* [Exercise description]
Pictures appear in the records below; write out everything else exactly.

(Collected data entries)
- - - -
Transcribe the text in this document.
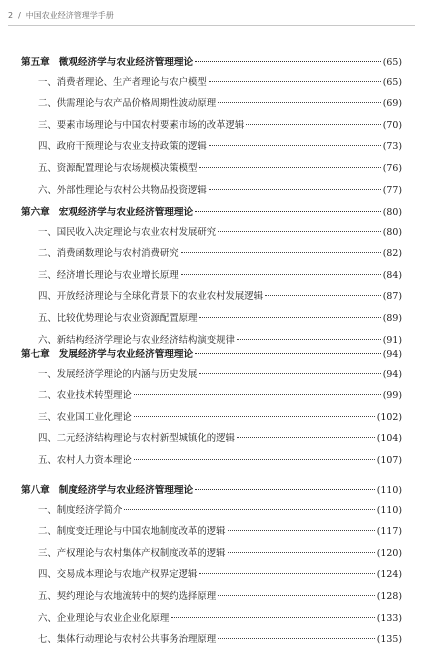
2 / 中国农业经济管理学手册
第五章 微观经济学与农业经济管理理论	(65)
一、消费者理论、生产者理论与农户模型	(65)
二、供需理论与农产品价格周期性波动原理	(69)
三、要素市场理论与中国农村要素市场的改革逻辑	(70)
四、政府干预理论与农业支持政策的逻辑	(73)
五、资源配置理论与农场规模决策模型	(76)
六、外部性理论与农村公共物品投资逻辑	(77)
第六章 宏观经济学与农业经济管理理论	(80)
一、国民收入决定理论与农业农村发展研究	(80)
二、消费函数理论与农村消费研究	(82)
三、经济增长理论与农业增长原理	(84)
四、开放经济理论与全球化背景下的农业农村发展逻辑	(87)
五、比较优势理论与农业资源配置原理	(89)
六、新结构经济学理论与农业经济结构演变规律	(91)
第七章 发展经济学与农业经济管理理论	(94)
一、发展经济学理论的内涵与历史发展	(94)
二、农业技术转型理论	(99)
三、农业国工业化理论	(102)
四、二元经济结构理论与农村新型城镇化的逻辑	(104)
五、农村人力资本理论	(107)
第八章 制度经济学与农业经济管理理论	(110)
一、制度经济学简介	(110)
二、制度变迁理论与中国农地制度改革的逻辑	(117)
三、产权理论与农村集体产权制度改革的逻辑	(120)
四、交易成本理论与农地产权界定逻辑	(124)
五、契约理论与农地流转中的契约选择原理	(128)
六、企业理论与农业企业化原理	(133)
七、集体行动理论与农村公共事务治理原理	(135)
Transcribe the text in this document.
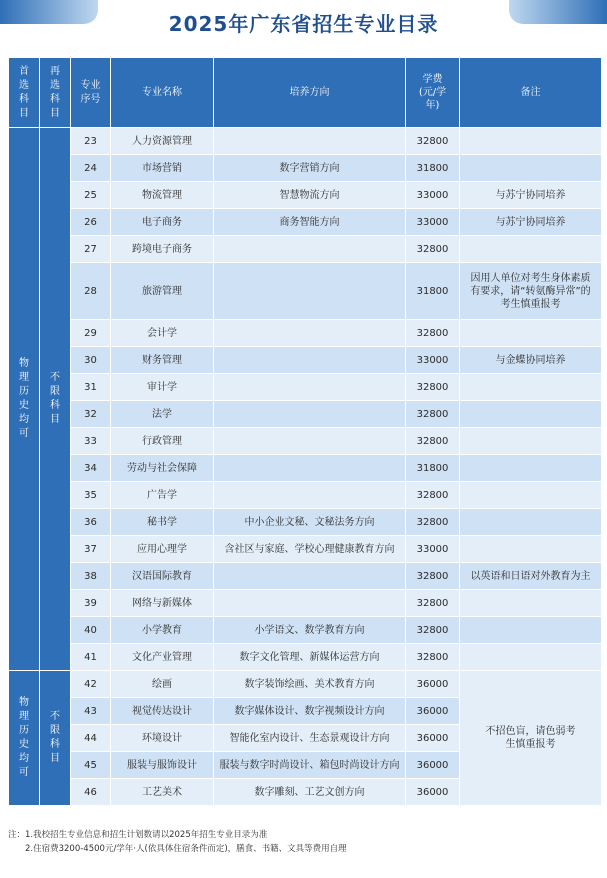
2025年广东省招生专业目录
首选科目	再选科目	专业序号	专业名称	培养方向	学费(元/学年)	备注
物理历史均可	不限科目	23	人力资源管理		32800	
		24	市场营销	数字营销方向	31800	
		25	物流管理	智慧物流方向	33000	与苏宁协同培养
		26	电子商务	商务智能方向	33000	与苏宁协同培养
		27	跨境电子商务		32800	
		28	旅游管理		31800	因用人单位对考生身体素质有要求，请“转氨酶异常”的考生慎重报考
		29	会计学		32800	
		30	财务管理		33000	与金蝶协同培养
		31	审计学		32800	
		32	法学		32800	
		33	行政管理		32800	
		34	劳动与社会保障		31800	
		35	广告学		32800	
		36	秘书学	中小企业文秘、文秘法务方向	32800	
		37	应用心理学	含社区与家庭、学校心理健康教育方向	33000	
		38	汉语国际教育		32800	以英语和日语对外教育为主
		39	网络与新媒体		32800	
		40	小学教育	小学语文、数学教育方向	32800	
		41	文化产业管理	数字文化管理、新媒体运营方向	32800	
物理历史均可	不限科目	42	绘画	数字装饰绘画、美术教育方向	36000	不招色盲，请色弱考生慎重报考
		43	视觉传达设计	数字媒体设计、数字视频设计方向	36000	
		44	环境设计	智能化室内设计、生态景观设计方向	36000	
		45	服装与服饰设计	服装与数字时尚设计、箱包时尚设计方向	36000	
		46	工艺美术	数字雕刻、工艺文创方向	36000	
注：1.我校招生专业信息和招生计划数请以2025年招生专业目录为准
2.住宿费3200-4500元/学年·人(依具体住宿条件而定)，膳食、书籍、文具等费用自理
- - - -
* [Answer to the exercise]
Transcribe the text in this document.
2 / 中国农业经济管理学手册
第五章 微观经济学与农业经济管理理论	(65)
一、消费者理论、生产者理论与农户模型	(65)
二、供需理论与农产品价格周期性波动原理	(69)
三、要素市场理论与中国农村要素市场的改革逻辑	(70)
四、政府干预理论与农业支持政策的逻辑	(73)
五、资源配置理论与农场规模决策模型	(76)
六、外部性理论与农村公共物品投资逻辑	(77)
第六章 宏观经济学与农业经济管理理论	(80)
一、国民收入决定理论与农业农村发展研究	(80)
二、消费函数理论与农村消费研究	(82)
三、经济增长理论与农业增长原理	(84)
四、开放经济理论与全球化背景下的农业农村发展逻辑	(87)
五、比较优势理论与农业资源配置原理	(89)
六、新结构经济学理论与农业经济结构演变规律	(91)
第七章 发展经济学与农业经济管理理论	(94)
一、发展经济学理论的内涵与历史发展	(94)
二、农业技术转型理论	(99)
三、农业国工业化理论	(102)
四、二元经济结构理论与农村新型城镇化的逻辑	(104)
五、农村人力资本理论	(107)
第八章 制度经济学与农业经济管理理论	(110)
一、制度经济学简介	(110)
二、制度变迁理论与中国农地制度改革的逻辑	(117)
三、产权理论与农村集体产权制度改革的逻辑	(120)
四、交易成本理论与农地产权界定逻辑	(124)
五、契约理论与农地流转中的契约选择原理	(128)
六、企业理论与农业企业化原理	(133)
七、集体行动理论与农村公共事务治理原理	(135)
Transcribe the text in this document.
2025年广东省招生专业目录
首选科目	再选科目	专业序号	专业名称	培养方向	学费(元/学年)	备注
物理历史均可	不限科目	23	人力资源管理		32800	
		24	市场营销	数字营销方向	31800	
		25	物流管理	智慧物流方向	33000	与苏宁协同培养
		26	电子商务	商务智能方向	33000	与苏宁协同培养
		27	跨境电子商务		32800	
		28	旅游管理		31800	因用人单位对考生身体素质有要求，请“转氨酶异常”的考生慎重报考
		29	会计学		32800	
		30	财务管理		33000	与金蝶协同培养
		31	审计学		32800	
		32	法学		32800	
		33	行政管理		32800	
		34	劳动与社会保障		31800	
		35	广告学		32800	
		36	秘书学	中小企业文秘、文秘法务方向	32800	
		37	应用心理学	含社区与家庭、学校心理健康教育方向	33000	
		38	汉语国际教育		32800	以英语和日语对外教育为主
		39	网络与新媒体		32800	
		40	小学教育	小学语文、数学教育方向	32800	
		41	文化产业管理	数字文化管理、新媒体运营方向	32800	
物理历史均可	不限科目	42	绘画	数字装饰绘画、美术教育方向	36000	不招色盲，请色弱考生慎重报考
		43	视觉传达设计	数字媒体设计、数字视频设计方向	36000	
		44	环境设计	智能化室内设计、生态景观设计方向	36000	
		45	服装与服饰设计	服装与数字时尚设计、箱包时尚设计方向	36000	
		46	工艺美术	数字雕刻、工艺文创方向	36000	
注：1.我校招生专业信息和招生计划数请以2025年招生专业目录为准
2.住宿费3200-4500元/学年·人(依具体住宿条件而定)，膳食、书籍、文具等费用自理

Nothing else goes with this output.